Provided passage =
=== Section Start ===
On 21.11.2014 20:17, Glynn Clements wrote:
Nikos Alexandris wrote:
How can I print an informational message, using g.message, that
contains unicode stuff via python (2.x)?
For example, how do I correctly translate this command
g.message message="ρ(p) = π x L(λ) x d^2 / ESUN(λ) x cos(θ(S))"
(it contains the greek r (ρ, pronounced rho) and pi (π, pronounced
pe)
to work in a python script?
In general, you can't assume that the terminal is capable of
displaying those characters.
True. Working on Funtoo here, which has utf-8 pre-set.
If they are representable in the current locale, then
encoding = locale.getdefaultlocale()[1]
grass.message(msg.encode(encoding))
should pass the correct bytes.
I will try this to understand how it works.
If they aren't representable, then the .encode() method will raise a
UnicodeEncodeError.
If a UTF-8 locale is being used, any Unicode string can be converted,
but that doesn't mean that the characters will display correctly; if
the font lacks those characters, they'll just show as "?" or "~" or a
box with the hex code or similar.
So, it's bad idea even trying to do this (and thinking that everyone is
going to read it)? Best practice to avoid such situations alltogether
and respect the cross-platform principle?
=== Section End ===
Required action =
Print, word for word, the part of the mailing-list exchange on displaying Unicode with g.message starting at "should pass the" and ending at "UnicodeEncodeError.".

Record set =
=== Section Start ===
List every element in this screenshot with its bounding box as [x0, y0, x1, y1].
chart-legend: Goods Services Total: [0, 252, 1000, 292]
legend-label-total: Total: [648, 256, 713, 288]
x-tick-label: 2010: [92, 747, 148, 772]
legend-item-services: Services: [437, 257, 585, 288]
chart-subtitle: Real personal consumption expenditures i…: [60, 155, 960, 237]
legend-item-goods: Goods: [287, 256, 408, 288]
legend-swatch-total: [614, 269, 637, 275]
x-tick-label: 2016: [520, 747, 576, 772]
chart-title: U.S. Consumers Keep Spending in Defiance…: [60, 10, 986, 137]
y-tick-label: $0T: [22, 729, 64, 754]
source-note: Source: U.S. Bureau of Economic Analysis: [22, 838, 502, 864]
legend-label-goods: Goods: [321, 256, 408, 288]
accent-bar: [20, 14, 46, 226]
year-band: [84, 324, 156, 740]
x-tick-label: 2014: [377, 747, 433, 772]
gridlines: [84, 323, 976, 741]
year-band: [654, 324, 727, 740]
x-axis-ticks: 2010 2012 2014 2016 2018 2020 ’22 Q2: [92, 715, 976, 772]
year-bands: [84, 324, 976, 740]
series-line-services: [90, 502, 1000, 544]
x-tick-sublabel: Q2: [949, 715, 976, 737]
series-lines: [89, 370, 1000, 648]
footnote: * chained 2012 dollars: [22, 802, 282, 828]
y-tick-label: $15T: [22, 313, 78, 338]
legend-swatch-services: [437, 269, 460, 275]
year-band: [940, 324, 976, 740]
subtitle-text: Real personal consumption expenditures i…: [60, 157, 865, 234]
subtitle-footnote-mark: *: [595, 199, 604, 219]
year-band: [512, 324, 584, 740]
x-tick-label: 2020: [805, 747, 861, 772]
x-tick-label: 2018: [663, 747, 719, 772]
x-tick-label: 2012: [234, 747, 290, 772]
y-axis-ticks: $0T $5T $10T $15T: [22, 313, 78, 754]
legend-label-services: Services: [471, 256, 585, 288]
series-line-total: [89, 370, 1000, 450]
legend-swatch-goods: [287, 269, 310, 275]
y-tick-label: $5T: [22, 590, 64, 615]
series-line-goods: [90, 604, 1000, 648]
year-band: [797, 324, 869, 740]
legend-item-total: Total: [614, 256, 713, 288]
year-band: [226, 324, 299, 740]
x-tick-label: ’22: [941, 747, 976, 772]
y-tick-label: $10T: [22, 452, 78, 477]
=== Section End ===
Written solution =
should pass the correct bytes.
I will try this to understand how it works.
If they aren't representable, then the .encode() method will raise a
UnicodeEncodeError.